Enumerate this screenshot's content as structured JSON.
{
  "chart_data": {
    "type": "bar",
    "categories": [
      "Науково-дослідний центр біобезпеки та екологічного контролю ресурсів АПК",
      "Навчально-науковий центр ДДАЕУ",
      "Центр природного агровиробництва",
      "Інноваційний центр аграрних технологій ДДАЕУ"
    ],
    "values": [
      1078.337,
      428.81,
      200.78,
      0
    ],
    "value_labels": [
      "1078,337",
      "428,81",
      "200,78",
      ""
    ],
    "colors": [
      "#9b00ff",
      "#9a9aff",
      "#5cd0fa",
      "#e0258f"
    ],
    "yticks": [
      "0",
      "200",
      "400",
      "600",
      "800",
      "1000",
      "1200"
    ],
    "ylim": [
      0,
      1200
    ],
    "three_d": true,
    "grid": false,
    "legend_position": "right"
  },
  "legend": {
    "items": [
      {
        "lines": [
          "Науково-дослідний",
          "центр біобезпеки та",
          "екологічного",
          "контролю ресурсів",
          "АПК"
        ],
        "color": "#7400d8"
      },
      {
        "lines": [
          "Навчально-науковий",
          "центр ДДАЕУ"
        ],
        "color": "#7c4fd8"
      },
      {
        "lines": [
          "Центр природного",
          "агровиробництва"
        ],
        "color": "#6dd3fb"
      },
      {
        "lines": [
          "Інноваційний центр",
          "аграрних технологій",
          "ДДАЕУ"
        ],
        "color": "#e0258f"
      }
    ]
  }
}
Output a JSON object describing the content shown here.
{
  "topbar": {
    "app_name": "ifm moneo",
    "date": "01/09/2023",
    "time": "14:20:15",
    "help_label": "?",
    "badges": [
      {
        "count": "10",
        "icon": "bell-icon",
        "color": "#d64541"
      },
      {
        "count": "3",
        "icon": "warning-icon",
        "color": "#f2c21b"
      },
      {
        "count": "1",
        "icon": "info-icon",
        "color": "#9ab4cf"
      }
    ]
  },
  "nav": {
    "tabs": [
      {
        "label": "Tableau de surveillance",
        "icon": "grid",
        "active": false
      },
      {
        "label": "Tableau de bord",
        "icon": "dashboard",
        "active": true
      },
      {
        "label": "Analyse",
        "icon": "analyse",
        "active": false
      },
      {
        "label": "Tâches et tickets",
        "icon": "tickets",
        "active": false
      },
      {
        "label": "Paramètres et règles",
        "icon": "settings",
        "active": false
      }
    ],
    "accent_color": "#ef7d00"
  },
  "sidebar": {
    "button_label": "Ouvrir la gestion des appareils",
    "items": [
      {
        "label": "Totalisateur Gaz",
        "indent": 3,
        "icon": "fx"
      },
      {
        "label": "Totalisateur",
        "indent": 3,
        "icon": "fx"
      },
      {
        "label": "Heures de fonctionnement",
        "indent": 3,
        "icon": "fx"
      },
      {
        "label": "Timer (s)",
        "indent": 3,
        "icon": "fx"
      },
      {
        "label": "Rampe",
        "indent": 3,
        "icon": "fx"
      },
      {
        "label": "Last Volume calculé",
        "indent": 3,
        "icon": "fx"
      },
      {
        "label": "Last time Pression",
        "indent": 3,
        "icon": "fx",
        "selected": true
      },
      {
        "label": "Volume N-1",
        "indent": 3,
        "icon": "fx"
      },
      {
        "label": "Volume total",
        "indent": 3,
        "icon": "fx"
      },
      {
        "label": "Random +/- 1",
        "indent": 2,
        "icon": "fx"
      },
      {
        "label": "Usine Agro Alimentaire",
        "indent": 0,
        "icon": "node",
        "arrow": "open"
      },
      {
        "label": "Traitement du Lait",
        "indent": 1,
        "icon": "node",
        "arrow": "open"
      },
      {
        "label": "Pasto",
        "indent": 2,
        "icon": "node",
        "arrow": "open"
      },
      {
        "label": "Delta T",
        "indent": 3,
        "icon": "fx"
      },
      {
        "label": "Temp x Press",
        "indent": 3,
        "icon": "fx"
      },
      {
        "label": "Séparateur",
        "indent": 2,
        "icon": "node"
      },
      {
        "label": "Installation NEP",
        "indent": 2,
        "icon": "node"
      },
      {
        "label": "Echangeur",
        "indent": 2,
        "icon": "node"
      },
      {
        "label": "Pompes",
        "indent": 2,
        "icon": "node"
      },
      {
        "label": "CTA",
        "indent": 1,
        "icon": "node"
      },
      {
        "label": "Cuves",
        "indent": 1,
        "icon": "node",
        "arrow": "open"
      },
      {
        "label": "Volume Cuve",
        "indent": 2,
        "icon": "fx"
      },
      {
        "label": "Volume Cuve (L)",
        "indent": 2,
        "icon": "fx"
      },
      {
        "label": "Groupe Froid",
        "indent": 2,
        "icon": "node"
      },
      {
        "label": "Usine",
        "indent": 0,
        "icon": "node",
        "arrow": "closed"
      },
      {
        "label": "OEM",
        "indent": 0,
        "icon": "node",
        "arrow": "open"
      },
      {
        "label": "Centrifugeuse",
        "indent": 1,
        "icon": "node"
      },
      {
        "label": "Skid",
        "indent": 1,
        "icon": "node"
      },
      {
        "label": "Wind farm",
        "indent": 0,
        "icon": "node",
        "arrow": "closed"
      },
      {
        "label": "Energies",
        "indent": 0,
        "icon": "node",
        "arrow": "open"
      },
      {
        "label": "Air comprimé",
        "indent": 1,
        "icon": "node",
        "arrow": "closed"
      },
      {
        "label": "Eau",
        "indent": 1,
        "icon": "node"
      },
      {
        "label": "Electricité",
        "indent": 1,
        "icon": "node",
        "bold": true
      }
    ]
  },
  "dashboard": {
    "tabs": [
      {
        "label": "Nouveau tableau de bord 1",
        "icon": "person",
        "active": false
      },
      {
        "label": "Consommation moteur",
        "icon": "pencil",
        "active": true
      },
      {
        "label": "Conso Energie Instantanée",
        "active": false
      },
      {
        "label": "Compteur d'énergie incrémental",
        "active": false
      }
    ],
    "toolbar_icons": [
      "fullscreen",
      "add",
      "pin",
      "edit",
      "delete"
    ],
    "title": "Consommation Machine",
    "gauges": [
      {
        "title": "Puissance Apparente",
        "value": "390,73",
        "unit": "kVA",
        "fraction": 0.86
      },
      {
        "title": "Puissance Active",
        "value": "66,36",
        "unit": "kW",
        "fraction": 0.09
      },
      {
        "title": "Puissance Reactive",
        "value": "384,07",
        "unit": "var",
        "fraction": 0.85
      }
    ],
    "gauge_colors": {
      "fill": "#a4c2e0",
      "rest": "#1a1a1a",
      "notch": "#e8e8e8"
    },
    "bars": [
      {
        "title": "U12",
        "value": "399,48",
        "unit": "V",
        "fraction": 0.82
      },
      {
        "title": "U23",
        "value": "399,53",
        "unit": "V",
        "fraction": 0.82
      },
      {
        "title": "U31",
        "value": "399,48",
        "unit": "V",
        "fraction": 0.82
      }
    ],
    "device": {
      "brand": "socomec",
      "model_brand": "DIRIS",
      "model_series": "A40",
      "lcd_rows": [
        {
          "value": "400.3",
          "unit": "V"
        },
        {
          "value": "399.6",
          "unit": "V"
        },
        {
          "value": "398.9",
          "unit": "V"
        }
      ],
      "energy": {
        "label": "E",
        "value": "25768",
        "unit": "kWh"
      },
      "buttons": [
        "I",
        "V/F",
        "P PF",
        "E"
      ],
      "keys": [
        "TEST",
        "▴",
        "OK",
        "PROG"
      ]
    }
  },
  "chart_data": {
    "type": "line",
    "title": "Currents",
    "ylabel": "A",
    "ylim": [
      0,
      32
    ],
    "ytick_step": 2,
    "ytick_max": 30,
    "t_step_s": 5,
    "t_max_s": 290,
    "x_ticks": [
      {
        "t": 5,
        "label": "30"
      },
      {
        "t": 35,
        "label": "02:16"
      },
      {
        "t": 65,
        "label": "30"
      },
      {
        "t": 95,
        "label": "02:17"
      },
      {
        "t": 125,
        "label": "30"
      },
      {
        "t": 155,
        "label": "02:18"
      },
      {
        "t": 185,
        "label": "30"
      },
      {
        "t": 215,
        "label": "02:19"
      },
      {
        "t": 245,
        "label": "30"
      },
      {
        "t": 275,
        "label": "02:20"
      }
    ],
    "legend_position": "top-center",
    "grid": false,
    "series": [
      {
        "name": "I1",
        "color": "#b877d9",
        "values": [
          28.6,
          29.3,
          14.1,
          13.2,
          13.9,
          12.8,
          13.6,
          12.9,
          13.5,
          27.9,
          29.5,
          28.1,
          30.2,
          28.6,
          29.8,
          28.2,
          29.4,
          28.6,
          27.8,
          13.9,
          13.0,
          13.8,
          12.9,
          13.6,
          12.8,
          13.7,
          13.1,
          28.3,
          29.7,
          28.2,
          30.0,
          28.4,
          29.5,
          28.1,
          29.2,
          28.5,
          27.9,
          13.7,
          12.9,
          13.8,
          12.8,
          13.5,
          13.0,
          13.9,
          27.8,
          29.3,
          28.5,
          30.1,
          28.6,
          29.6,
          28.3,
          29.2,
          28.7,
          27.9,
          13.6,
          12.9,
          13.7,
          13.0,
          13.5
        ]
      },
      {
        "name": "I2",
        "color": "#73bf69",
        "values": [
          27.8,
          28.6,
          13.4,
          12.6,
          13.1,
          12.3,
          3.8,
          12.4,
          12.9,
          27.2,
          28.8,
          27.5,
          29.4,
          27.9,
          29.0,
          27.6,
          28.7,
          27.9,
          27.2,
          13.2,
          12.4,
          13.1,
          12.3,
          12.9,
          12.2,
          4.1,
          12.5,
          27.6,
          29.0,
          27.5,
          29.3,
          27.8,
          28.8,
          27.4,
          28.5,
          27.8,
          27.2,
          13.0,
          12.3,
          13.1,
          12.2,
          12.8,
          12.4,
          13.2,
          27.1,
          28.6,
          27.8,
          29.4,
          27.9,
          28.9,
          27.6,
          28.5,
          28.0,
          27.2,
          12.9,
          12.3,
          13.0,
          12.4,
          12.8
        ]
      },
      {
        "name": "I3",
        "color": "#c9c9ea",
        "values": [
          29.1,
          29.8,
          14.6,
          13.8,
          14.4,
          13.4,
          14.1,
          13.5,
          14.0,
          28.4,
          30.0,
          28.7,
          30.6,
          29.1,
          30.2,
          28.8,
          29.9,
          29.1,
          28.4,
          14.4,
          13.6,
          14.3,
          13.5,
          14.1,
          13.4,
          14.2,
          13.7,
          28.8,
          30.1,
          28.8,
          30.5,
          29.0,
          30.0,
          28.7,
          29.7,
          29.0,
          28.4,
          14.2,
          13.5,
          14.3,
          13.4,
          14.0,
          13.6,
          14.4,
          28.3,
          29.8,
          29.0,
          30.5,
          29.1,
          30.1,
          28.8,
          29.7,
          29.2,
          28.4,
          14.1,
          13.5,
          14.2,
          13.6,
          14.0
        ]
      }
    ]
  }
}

__________________________________________________

_DIRECTIONS FOR THIS TASK_: Pick out and copy the lines of the material that include the word "ДДАЕУ".

_EXERCISE OUTPUT_:
      "Навчально-науковий центр ДДАЕУ",
      "Інноваційний центр аграрних технологій ДДАЕУ"
          "центр ДДАЕУ"
          "ДДАЕУ"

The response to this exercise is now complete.